* Start *

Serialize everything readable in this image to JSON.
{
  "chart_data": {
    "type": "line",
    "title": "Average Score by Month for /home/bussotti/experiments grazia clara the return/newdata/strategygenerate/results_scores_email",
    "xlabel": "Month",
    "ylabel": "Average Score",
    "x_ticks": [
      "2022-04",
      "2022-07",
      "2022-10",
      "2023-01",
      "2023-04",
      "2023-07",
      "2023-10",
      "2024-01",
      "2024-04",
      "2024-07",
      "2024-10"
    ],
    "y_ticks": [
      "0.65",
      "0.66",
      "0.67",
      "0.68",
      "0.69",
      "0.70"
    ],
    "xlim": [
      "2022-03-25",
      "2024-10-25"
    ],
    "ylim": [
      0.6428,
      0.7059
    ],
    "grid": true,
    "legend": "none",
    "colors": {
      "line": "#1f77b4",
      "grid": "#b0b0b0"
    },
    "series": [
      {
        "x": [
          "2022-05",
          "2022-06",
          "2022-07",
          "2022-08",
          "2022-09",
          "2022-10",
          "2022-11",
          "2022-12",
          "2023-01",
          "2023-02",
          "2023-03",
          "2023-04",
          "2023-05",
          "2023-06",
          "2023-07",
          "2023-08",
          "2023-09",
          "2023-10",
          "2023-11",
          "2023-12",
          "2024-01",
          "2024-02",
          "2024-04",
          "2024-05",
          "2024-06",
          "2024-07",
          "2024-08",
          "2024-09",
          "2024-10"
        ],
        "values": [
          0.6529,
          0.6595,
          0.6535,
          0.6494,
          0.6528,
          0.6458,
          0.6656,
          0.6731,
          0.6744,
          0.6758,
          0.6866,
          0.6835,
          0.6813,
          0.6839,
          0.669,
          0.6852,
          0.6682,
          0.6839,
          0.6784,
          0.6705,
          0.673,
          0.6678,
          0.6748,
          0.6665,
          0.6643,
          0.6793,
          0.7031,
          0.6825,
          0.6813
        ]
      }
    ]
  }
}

* End *
* Start *

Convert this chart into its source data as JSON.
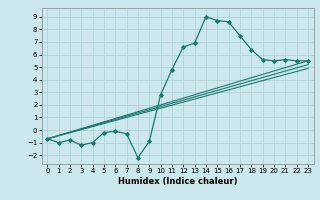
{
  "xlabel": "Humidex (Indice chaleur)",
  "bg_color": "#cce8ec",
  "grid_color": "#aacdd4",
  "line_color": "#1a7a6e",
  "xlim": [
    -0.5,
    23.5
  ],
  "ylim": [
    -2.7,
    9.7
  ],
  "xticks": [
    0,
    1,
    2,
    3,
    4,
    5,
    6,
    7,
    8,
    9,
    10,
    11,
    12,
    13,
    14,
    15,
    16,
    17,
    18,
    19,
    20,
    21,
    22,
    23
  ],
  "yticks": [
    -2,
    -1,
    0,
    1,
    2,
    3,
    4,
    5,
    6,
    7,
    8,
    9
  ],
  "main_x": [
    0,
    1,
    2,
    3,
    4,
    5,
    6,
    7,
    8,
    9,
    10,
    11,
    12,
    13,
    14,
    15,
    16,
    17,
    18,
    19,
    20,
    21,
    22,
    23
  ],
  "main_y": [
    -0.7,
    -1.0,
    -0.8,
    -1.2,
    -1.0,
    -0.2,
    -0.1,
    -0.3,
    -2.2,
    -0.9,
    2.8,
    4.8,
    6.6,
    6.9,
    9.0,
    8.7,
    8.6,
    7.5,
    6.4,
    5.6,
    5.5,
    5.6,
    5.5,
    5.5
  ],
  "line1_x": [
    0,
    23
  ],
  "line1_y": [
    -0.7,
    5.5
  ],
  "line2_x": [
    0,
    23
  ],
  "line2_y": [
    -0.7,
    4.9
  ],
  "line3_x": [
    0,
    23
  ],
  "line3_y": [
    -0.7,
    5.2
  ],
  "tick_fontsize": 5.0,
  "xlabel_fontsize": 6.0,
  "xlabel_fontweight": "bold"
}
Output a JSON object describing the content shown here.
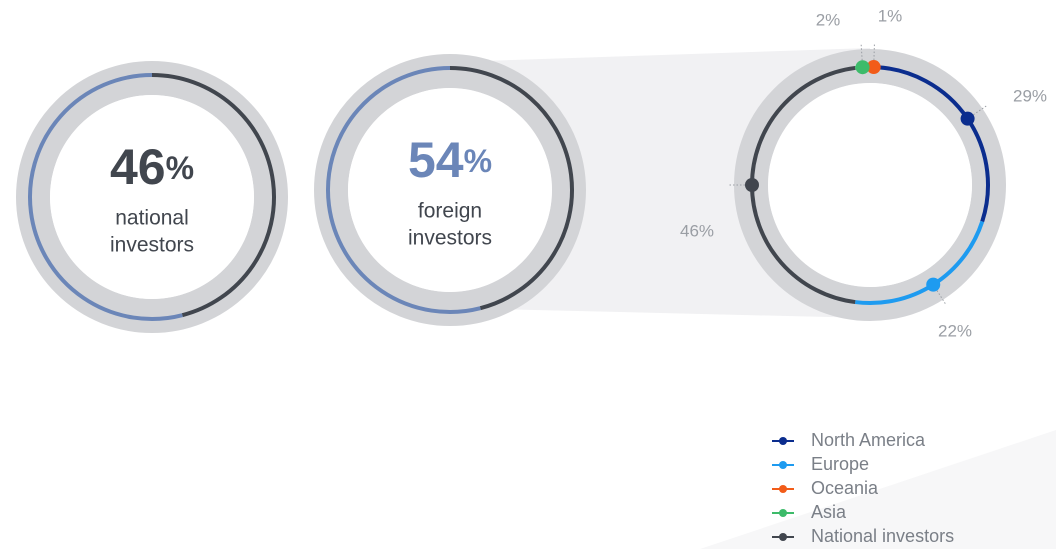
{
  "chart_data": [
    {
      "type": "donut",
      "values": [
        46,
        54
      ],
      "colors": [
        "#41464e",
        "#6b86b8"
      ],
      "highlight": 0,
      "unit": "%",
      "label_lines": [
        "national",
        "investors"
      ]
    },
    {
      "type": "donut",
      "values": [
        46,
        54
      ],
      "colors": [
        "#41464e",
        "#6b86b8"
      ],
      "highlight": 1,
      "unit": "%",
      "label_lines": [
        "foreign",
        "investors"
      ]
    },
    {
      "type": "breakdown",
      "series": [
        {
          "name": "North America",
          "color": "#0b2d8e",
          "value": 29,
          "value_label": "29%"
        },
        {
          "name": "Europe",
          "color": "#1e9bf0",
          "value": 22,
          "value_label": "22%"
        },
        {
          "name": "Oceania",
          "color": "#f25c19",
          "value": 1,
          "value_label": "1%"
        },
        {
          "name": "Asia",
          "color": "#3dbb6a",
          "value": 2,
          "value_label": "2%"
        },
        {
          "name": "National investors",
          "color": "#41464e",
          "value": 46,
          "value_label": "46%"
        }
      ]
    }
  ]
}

* End *
* Start *

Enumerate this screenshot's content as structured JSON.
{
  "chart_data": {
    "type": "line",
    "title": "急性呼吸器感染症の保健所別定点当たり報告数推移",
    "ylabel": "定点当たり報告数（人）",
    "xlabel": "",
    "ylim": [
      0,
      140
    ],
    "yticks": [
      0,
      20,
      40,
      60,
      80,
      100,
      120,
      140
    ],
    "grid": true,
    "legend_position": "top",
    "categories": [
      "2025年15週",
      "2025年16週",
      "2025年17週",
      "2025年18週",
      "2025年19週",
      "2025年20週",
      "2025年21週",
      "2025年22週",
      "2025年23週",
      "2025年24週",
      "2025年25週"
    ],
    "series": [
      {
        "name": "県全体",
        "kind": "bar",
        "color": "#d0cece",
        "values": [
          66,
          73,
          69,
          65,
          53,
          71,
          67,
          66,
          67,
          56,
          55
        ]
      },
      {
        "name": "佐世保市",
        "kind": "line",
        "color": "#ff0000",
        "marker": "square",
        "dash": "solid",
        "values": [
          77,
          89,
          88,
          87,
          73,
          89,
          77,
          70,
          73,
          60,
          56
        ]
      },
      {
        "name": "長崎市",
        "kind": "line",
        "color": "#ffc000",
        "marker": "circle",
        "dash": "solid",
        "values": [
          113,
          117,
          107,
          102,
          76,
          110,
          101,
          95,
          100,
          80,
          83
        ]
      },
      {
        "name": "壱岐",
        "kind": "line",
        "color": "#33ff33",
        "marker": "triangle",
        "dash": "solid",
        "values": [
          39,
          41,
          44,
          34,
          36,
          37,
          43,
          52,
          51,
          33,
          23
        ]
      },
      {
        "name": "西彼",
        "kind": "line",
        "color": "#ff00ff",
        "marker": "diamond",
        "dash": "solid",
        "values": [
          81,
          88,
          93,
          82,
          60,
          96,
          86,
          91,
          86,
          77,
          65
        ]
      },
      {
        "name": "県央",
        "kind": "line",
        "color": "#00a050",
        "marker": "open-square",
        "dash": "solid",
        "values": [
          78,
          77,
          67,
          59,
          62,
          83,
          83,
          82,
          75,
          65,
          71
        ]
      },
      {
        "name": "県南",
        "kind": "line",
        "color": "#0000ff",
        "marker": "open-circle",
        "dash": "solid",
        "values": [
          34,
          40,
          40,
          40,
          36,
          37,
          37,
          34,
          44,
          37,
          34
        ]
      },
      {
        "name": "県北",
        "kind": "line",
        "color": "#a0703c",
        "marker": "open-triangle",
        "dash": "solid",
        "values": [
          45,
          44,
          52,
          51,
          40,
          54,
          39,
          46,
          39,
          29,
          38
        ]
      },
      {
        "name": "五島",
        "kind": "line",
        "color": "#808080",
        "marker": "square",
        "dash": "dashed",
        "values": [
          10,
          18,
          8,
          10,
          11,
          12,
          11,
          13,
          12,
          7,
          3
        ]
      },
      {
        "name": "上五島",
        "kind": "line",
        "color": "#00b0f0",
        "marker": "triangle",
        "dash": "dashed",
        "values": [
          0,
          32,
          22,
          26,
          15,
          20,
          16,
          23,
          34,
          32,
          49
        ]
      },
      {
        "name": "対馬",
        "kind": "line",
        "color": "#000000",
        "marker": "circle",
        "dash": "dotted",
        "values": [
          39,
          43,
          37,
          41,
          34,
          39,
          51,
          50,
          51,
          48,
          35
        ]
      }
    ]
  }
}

* End *

:: SHORT EXERCISE ::
Report how many lines in the records above contain the word "title", giving only the number.

:: IN RESPONSE ::
2